_REQUIREMENT_: Filter for the word "power" and keep each matching line.

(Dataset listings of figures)
......

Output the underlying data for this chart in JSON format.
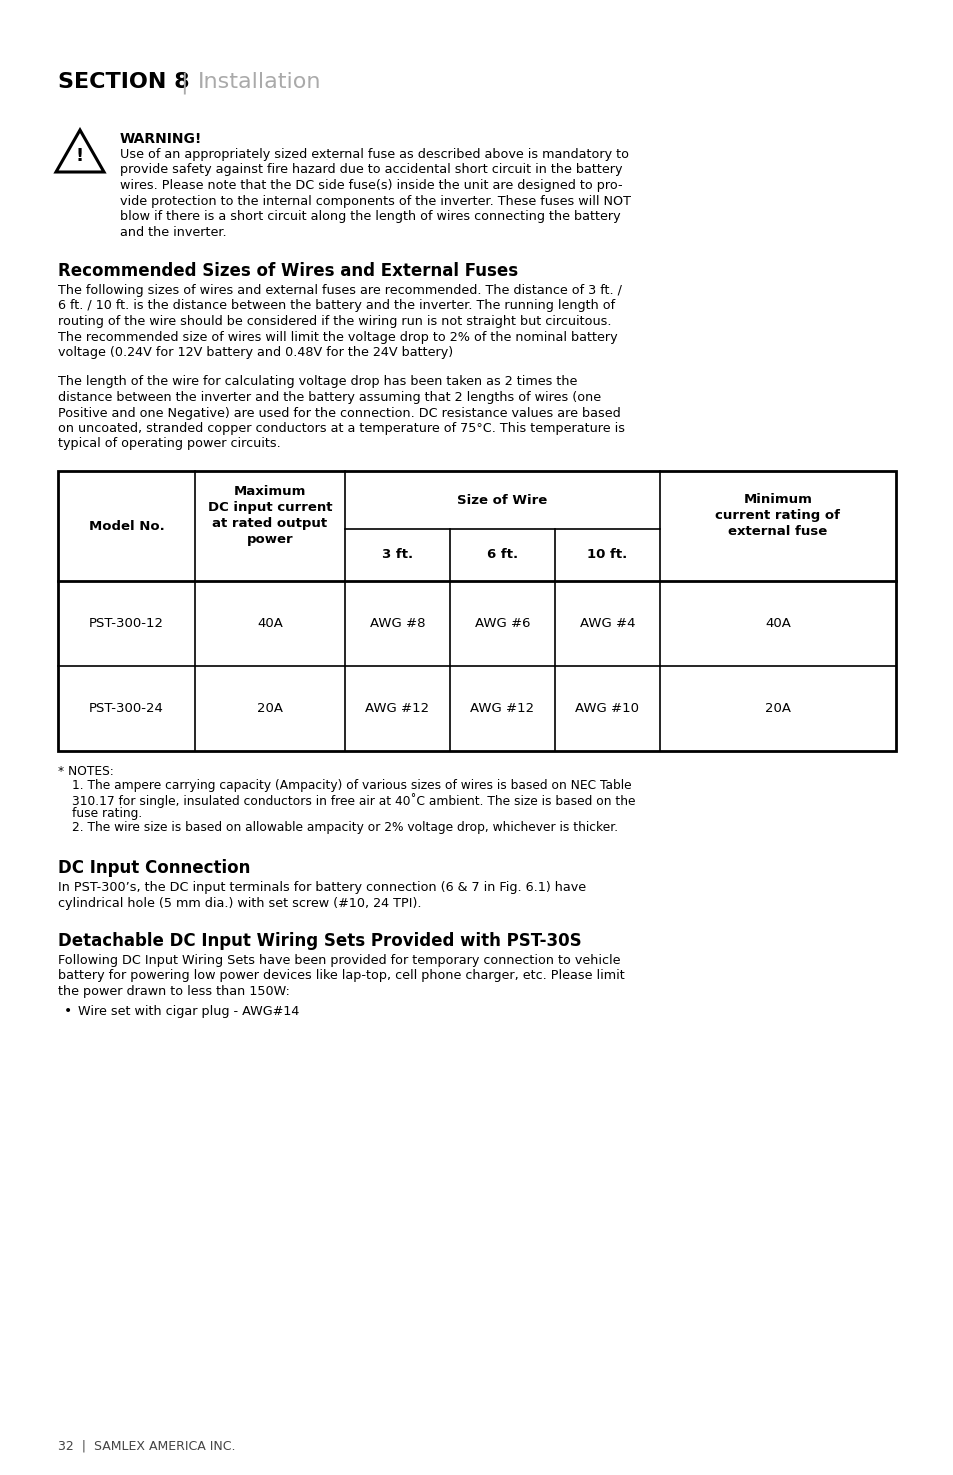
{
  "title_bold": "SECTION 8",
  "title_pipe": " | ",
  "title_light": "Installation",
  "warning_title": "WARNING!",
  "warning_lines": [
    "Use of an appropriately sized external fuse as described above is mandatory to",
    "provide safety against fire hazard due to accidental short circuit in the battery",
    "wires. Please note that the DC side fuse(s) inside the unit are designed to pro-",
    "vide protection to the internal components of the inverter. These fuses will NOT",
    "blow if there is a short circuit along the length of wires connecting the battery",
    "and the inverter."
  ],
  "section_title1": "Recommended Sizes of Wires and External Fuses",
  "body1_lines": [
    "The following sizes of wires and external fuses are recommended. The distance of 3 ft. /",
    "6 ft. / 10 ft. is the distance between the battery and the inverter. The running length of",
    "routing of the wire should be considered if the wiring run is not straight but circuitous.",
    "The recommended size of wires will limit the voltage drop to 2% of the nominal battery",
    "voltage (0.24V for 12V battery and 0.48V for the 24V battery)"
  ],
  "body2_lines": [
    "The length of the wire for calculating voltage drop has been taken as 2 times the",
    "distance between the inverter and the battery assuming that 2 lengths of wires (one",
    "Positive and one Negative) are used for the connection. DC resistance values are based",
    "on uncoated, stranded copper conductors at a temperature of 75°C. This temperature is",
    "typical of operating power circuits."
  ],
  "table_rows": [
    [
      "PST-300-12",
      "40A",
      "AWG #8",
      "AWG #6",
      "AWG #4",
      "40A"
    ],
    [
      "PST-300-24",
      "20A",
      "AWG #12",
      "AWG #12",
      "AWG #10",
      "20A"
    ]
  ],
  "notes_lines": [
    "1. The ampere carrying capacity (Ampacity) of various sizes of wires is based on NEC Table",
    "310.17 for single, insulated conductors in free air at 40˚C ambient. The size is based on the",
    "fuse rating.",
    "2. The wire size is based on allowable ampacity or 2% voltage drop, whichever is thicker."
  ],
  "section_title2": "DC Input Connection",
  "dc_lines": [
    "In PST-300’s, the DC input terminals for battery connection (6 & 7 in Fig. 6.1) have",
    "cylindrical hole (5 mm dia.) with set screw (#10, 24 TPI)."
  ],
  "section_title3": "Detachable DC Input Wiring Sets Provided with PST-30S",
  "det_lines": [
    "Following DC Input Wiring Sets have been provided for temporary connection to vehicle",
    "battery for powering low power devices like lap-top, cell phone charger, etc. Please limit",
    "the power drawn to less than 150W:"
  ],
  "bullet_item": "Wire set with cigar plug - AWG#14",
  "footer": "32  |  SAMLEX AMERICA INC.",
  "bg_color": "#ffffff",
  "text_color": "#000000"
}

......

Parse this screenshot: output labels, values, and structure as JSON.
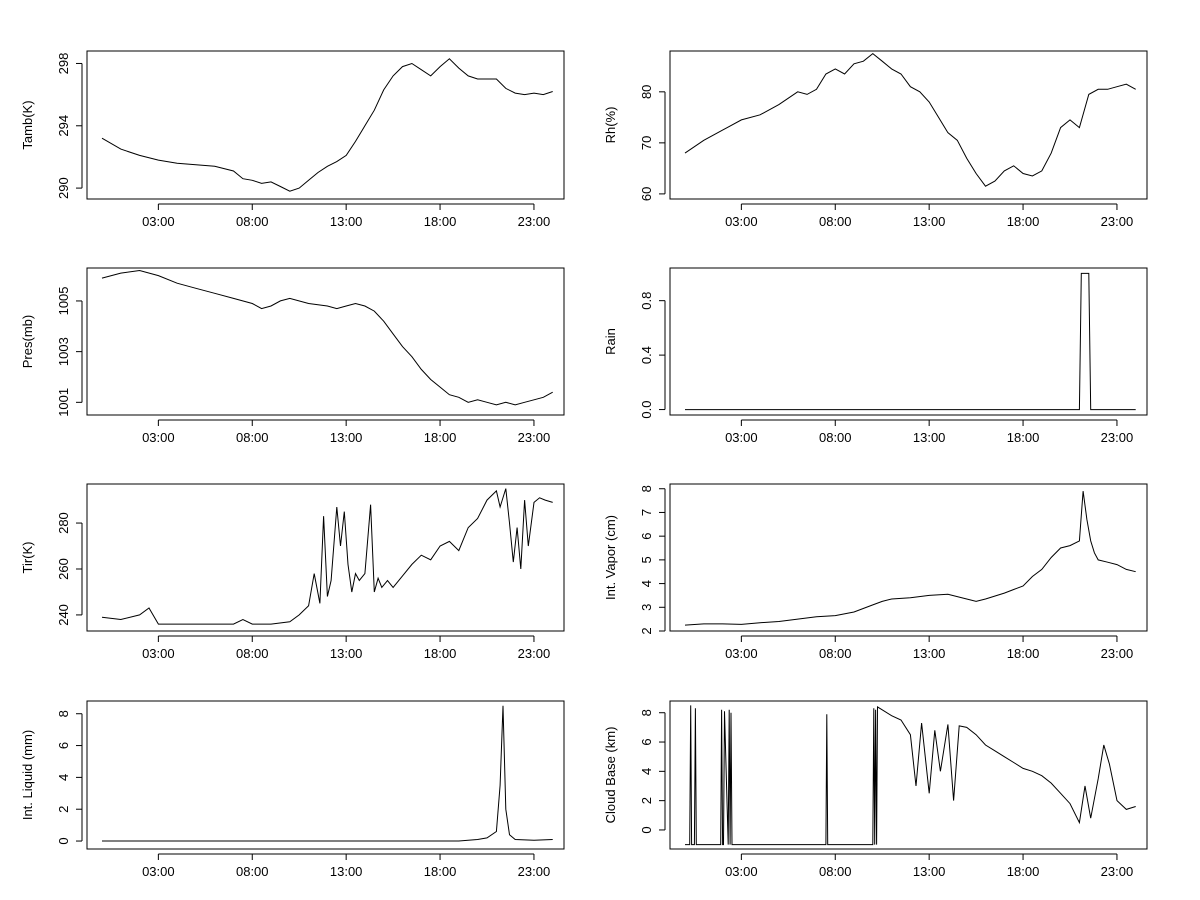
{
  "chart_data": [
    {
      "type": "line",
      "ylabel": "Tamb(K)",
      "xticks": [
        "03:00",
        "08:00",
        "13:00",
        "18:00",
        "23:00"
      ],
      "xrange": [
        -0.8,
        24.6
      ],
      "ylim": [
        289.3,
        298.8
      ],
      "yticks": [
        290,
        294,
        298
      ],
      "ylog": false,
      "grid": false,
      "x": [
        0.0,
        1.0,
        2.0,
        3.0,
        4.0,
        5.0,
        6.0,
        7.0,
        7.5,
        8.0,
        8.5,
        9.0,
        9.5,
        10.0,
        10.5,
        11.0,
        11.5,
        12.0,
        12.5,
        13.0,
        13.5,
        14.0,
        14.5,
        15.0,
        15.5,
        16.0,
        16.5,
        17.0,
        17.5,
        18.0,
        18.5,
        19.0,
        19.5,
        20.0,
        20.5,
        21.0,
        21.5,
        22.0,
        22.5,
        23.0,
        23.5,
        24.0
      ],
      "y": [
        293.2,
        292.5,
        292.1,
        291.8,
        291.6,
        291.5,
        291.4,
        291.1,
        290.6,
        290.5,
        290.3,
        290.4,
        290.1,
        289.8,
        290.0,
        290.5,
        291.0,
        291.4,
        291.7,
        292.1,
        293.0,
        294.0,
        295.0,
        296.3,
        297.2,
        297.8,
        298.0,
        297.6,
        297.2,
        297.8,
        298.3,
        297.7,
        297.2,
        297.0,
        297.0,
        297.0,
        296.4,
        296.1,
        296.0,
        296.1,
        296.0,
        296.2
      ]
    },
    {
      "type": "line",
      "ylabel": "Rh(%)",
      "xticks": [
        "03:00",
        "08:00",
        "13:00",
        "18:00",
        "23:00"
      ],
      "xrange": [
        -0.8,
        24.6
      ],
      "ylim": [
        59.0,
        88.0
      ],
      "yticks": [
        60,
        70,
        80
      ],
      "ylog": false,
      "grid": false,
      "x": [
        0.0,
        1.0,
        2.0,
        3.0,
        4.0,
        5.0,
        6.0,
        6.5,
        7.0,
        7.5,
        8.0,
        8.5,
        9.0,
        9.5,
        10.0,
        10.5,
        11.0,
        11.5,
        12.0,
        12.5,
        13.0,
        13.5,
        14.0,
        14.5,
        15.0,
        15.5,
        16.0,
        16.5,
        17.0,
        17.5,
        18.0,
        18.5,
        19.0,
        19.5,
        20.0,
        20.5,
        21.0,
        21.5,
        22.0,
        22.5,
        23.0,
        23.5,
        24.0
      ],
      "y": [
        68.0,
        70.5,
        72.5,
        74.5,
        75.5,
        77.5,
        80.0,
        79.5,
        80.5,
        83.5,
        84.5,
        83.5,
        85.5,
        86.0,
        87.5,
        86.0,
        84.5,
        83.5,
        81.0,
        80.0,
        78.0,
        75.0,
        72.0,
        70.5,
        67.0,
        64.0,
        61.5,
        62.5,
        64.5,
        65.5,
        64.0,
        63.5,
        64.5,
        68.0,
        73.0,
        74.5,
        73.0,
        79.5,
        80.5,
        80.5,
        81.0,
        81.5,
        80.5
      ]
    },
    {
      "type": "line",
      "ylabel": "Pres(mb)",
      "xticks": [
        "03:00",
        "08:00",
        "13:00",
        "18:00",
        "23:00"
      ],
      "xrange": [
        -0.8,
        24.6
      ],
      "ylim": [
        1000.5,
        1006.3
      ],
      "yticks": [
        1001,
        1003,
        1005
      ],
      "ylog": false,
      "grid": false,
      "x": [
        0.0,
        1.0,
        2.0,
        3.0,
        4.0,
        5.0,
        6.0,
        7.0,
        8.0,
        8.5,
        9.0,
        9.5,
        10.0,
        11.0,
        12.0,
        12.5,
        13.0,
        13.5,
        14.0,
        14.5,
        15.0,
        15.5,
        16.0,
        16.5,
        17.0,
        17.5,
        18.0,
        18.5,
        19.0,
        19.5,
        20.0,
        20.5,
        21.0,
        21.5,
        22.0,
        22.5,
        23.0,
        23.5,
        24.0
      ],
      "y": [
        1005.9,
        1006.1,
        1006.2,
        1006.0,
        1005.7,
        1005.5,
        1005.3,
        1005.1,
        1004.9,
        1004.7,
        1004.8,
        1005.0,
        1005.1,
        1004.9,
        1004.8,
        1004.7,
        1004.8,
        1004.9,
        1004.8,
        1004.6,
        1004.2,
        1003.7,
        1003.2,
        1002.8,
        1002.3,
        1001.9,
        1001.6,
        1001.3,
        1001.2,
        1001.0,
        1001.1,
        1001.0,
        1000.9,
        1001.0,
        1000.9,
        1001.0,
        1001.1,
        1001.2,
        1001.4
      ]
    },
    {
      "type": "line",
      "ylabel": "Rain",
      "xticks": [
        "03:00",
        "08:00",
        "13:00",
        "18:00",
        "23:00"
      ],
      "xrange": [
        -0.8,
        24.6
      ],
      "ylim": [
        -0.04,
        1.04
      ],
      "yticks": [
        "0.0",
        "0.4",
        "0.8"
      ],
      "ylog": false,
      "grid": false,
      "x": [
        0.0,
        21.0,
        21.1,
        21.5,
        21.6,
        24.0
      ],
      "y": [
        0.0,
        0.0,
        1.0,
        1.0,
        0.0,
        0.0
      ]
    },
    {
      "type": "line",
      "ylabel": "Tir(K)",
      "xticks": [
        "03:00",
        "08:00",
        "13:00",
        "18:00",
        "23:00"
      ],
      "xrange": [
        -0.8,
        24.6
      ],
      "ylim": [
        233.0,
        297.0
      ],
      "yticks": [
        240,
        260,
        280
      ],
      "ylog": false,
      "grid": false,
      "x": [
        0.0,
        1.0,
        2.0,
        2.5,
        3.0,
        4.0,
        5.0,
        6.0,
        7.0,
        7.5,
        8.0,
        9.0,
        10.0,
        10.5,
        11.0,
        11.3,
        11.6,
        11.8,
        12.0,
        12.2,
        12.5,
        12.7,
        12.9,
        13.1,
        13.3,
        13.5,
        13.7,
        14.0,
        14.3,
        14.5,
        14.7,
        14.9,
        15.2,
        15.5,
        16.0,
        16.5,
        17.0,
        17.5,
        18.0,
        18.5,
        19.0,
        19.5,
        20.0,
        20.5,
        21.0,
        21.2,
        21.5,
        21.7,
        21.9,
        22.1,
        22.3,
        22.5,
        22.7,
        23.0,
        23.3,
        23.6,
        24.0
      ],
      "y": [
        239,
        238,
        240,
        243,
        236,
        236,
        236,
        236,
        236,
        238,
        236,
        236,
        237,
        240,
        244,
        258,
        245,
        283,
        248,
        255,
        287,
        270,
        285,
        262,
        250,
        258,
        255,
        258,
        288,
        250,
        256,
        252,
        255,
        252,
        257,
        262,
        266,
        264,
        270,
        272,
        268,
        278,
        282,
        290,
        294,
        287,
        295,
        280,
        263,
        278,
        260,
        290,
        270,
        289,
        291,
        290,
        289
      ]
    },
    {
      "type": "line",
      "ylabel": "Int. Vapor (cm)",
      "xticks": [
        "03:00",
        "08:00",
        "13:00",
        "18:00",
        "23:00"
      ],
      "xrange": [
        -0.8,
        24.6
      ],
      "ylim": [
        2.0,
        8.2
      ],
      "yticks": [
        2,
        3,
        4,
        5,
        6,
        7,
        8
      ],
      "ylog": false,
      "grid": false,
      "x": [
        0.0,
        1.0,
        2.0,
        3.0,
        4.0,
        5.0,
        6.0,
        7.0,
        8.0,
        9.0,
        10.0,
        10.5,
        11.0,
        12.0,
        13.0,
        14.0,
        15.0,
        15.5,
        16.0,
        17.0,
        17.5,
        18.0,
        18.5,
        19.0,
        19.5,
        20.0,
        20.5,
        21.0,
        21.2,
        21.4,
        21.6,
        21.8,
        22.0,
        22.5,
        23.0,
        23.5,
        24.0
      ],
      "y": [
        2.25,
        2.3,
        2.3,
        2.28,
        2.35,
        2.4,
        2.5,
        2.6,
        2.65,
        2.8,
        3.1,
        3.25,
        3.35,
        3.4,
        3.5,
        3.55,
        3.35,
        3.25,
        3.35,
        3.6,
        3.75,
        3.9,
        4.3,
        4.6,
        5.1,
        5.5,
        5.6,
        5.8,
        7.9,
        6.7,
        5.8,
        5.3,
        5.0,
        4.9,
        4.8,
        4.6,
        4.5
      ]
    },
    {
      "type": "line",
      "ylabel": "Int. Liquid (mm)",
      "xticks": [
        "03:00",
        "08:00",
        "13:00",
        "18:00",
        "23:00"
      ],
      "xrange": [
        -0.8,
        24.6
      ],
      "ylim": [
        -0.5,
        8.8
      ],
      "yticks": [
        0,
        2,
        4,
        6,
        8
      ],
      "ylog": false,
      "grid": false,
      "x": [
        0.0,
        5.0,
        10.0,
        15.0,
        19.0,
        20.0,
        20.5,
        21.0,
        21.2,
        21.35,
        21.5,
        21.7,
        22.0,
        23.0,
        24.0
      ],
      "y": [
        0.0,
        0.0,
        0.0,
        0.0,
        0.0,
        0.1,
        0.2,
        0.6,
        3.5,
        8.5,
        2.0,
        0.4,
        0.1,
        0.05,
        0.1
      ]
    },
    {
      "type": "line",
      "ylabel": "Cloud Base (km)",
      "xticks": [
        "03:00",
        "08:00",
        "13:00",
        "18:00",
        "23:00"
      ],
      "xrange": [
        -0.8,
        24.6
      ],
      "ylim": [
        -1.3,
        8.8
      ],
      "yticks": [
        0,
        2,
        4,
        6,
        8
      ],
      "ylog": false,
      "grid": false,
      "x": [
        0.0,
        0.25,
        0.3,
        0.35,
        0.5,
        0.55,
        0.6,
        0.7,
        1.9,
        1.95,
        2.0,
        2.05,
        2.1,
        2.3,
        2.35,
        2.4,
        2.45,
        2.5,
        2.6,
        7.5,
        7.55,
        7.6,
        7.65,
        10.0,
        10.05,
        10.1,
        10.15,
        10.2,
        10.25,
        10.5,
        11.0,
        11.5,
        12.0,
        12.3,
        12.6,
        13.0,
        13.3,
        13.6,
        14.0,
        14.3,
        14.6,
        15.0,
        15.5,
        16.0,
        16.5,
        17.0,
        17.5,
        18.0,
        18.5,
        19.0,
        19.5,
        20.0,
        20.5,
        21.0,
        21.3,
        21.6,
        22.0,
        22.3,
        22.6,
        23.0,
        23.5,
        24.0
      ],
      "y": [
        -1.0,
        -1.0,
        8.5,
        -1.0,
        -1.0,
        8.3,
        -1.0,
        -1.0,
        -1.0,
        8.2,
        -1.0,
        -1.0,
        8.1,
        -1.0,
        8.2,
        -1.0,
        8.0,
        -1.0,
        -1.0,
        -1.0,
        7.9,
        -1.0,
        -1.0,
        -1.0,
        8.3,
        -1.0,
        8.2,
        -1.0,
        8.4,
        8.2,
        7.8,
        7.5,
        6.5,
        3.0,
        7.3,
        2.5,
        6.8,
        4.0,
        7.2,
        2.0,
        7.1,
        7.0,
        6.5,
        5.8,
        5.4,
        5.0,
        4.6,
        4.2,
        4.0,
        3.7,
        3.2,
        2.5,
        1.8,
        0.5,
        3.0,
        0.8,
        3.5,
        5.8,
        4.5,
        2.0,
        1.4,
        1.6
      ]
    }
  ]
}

......

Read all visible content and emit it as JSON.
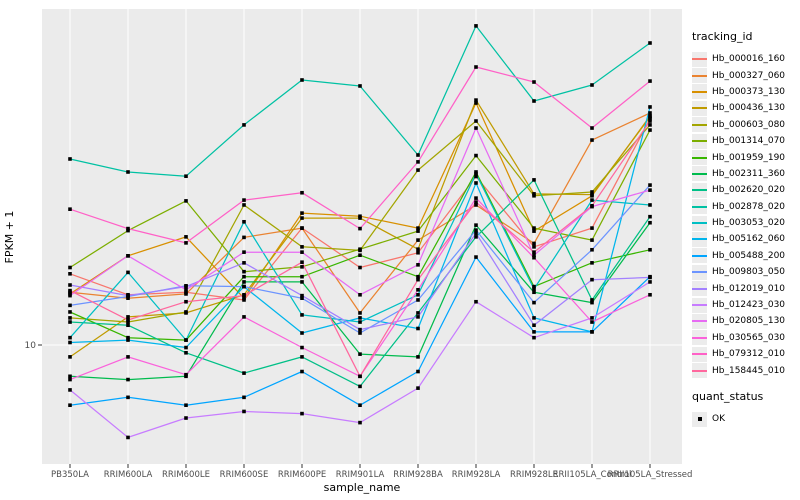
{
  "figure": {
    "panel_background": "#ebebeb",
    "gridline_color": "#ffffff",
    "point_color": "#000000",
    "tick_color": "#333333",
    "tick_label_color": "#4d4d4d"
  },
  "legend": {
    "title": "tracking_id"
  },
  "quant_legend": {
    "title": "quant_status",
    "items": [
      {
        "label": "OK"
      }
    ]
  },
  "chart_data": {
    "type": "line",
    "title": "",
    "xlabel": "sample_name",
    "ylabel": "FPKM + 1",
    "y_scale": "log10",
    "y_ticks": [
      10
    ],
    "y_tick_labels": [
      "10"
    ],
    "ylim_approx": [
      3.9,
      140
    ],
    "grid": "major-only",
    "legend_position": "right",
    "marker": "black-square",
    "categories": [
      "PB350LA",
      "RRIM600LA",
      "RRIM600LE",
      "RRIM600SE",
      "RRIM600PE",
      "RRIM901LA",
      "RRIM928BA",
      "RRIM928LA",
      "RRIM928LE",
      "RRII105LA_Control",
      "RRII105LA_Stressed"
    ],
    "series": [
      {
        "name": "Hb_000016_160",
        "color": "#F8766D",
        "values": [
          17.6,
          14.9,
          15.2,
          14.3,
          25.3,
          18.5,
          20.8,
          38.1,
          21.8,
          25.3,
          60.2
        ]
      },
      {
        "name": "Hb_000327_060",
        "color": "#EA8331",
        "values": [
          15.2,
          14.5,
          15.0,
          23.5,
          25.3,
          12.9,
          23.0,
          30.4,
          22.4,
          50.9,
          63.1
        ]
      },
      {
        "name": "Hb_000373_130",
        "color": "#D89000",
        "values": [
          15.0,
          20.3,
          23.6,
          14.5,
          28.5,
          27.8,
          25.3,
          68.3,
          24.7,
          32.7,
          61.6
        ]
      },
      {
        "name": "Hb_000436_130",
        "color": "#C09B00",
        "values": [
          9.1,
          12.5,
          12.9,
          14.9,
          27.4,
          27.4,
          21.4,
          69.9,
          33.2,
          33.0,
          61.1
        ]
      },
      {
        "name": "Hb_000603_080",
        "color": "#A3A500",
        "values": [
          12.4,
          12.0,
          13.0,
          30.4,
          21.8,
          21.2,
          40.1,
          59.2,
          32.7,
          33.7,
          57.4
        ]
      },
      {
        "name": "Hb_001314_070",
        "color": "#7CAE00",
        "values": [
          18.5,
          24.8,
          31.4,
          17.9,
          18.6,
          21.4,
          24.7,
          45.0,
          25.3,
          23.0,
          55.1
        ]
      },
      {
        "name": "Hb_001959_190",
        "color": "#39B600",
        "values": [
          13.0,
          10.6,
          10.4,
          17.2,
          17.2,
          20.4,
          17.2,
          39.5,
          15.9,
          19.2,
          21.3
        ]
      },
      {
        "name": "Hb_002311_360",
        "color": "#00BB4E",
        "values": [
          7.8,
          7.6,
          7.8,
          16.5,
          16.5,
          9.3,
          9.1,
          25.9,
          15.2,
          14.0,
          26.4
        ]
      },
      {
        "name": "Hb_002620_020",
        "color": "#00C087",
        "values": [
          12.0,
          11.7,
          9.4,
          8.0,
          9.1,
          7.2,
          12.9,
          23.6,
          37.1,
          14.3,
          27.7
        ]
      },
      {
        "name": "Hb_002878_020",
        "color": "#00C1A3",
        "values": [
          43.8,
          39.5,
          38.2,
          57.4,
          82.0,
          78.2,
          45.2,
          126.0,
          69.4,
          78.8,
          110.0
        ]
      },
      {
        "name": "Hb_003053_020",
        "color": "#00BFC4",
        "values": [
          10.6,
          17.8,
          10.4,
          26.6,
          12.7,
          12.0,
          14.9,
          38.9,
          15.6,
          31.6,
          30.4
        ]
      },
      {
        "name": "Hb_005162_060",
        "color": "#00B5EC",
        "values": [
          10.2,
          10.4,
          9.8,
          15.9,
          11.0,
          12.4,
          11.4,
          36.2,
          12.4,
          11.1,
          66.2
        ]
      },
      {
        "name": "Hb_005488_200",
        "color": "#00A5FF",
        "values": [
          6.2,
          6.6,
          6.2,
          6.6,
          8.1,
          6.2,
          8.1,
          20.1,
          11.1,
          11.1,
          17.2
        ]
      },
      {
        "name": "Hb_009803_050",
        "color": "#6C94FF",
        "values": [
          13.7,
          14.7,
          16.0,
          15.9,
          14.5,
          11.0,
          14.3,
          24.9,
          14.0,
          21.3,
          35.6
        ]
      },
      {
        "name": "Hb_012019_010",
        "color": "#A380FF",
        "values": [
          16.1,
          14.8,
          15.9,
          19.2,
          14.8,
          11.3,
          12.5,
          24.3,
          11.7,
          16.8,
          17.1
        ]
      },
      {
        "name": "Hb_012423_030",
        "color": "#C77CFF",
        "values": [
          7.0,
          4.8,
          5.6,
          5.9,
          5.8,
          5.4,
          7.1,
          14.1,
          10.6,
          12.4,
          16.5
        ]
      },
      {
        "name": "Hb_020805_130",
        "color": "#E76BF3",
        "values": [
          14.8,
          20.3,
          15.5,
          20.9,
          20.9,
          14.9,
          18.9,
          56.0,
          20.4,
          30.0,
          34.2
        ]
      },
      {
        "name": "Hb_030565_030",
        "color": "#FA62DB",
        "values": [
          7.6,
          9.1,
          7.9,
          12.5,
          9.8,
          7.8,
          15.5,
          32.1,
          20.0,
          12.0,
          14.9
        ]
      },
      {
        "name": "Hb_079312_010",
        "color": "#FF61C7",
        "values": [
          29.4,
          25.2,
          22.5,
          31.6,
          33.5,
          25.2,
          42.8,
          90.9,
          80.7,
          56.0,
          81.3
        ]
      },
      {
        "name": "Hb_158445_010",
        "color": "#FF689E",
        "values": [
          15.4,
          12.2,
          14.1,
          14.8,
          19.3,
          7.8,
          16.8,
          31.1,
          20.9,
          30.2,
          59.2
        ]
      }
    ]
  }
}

......

_THE ANSWER_:
    "typical of operating power circuits."
    "battery for powering low power devices like lap-top, cell phone charger, etc. Please limit",
    "the power drawn to less than 150W:"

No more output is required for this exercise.